● Page text:

5.1. NACM Configuration and Monitoring Considerations
Configuration of the access control system is highly sensitive to
system security. A server may choose not to allow any user
configuration to some portions of it, such as the global security
level or the groups that allowed access to system resources.
By default, NACM enforcement is enabled. By default, "read" access
to all datastore contents is enabled (unless "nacm:default-deny-all"
is specified for the data definition), and "exec" access is enabled
for safe protocol operations. An administrator needs to ensure that
the NACM is enabled and also decide if the default access parameters
are set appropriately. Make sure that the following data nodes are
properly configured:
o /nacm/enable-nacm (default "true")
o /nacm/read-default (default "permit")
o /nacm/write-default (default "deny")
o /nacm/exec-default (default "permit")
An administrator needs to restrict write access to all configurable
objects within this data model.
If write access is allowed for configuration of access control rules, then care needs to be taken not to disrupt the access control enforcement. For example, if the NACM access control rules are edited directly within the running configuration datastore (i.e., :writable-running capability is supported and used), then care needs to be taken not to allow unintended access while the edits are being done. An administrator needs to make sure that the translation from a transport- or implementation-dependent user identity to a NACM username is unique and correct. This requirement is specified in detail in Section 2.2 of [RFC6241]. An administrator needs to be aware that the YANG data structures representing access control rules (/nacm/rule-list and /nacm/rule-list/rule) are ordered by the client. The server will evaluate the access control rules according to their relative conceptual order within the running configuration datastore. Note that the /nacm/groups data structure contains the administrative group names used by the server. These group names may be configured locally and/or provided through an external protocol, such as RADIUS [RFC2865] [RFC5607]. An administrator needs to be aware of the security properties of any external protocol used by the transport layer to determine group names. For example, if this protocol does not protect against man-in-the-middle attacks, an attacker might be able to inject group names that are configured in the NACM so that a user gets more permissions than it should. In such cases, the administrator may wish to disable the usage of such group names by setting /nacm/enable-external-groups to "false". Some of the readable data nodes in this YANG module may be considered sensitive or vulnerable in some network environments. It is thus important to control read access (e.g., via get, get-config, or notification) to these data nodes. These are the subtrees and data nodes and their sensitivity/vulnerability: o /nacm/enable-nacm o /nacm/read-default o /nacm/write-default o /nacm/exec-default o /nacm/enable-external-groups
o /nacm/groups o /nacm/rule-list An administrator needs to restrict read access to the above-listed objects within this data model, as they reveal access control configuration that could be considered sensitive.5.2. General Configuration Issues
There is a risk that invocation of non-standard protocol operations will have undocumented side effects. An administrator needs to construct access control rules such that the configuration datastore is protected from such side effects. It is possible for a session with some write access (e.g., allowed to invoke <edit-config>), but without any access to a particular datastore subtree containing sensitive data, to determine the presence or non-presence of that data. This can be done by repeatedly issuing some sort of edit request (create, update, or delete) and possibly receiving "access-denied" errors in response. These "fishing" attacks can identify the presence or non-presence of specific sensitive data even without the "error-path" field being present within the <rpc-error> response. It may be possible for the set of NETCONF capabilities on the server to change over time. If so, then there is a risk that new protocol operations, notifications, and/or datastore content have been added to the device. An administrator needs to be sure that the access control rules are correct for the new content in this case. Mechanisms to detect NETCONF capability changes on a specific device are outside the scope of this document. It is possible that the data model definition itself (e.g., a YANG when-stmt) will help an unauthorized session determine the presence or even value of sensitive data nodes by examining the presence and values of different data nodes. It is possible that the data model definition itself (e.g., a YANG when-stmt or choice-stmt) will allow a session to implicitly create or delete nodes that the session does not have write access to as an implicit side effect from the processing of an allowed <edit-config> operation.

● Record excerpts:
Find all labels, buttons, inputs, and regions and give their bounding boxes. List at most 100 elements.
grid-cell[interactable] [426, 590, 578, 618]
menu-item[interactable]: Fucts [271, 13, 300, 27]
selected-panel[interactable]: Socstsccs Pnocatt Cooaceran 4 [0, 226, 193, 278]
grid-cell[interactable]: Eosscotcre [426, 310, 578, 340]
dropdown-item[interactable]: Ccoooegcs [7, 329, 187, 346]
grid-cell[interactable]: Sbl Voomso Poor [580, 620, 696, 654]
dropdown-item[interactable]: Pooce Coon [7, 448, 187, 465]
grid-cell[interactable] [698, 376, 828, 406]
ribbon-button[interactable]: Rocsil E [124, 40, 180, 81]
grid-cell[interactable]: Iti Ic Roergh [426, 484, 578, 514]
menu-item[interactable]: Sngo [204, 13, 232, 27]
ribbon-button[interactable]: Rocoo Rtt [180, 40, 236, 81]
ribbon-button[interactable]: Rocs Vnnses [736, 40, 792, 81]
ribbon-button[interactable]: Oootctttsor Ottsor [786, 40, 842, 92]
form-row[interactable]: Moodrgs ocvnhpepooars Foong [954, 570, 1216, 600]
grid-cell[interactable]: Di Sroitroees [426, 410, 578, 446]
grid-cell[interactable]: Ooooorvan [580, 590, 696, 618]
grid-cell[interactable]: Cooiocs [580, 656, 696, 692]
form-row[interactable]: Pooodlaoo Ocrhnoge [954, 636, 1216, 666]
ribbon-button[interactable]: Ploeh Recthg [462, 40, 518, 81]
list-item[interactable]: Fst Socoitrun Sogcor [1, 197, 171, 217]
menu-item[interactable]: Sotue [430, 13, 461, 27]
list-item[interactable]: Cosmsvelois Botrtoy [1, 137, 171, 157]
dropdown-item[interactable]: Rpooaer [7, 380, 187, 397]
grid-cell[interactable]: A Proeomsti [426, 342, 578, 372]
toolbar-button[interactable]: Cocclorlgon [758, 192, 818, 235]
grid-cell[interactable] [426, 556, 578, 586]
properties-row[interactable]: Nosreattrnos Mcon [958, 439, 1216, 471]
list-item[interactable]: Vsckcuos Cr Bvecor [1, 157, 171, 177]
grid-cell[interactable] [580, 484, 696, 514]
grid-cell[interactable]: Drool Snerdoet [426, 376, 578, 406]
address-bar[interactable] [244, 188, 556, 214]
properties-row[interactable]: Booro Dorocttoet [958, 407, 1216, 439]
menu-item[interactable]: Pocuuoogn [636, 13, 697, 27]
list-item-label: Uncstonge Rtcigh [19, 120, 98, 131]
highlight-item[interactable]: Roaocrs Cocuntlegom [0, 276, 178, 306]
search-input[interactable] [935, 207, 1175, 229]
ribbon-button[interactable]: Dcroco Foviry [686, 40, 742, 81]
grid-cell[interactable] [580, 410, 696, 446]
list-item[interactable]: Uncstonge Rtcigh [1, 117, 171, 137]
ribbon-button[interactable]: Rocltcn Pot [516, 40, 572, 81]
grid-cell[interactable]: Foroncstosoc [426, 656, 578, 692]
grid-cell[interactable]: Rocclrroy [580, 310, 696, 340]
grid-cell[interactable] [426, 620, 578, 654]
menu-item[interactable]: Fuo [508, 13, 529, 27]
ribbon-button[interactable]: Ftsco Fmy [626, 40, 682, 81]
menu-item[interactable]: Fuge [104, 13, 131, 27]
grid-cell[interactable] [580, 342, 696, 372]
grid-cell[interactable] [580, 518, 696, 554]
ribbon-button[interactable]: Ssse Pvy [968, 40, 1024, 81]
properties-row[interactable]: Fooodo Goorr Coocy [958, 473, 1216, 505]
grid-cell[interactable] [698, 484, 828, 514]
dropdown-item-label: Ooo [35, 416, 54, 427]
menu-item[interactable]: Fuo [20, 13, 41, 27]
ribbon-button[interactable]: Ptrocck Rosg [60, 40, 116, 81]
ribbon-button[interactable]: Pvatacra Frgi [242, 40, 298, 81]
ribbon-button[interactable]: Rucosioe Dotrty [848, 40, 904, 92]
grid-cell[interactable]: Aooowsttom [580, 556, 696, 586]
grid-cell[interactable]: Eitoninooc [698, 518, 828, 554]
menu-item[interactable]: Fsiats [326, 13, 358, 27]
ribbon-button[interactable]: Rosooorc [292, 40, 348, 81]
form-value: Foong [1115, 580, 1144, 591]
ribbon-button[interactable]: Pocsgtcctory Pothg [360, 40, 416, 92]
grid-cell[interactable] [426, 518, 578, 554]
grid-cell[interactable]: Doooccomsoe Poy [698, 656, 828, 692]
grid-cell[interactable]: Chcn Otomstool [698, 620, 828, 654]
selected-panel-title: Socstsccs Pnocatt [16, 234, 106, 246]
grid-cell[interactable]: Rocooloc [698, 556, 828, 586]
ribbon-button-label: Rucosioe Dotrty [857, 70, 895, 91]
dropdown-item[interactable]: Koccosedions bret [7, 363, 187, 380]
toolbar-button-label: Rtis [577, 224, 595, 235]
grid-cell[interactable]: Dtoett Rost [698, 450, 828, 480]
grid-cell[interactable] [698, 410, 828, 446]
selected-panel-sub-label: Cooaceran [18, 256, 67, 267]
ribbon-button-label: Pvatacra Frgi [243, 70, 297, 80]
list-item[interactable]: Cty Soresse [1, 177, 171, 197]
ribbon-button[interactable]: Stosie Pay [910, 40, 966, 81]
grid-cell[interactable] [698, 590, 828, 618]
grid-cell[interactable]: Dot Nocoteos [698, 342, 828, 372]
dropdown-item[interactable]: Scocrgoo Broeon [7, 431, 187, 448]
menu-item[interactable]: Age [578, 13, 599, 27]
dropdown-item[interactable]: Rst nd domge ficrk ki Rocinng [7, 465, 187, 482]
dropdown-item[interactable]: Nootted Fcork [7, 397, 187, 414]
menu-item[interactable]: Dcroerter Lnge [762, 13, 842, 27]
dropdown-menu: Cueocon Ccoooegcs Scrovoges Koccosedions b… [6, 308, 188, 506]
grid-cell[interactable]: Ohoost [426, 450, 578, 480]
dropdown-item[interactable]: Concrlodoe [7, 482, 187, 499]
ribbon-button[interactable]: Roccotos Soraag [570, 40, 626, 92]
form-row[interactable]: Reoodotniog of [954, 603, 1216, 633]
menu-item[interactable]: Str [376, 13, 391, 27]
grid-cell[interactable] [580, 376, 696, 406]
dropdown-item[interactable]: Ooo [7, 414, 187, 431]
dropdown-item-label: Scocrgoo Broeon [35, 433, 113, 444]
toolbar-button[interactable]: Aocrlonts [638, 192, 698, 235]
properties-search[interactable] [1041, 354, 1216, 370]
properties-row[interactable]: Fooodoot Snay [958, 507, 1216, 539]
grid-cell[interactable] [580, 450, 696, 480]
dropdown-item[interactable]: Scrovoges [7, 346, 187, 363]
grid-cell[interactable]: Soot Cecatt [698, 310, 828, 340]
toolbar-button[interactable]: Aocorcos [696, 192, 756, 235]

● Exercise prompt:
According to the NACM text, what is the default value of the data node /nacm/write-default?

● Expected output:
"deny"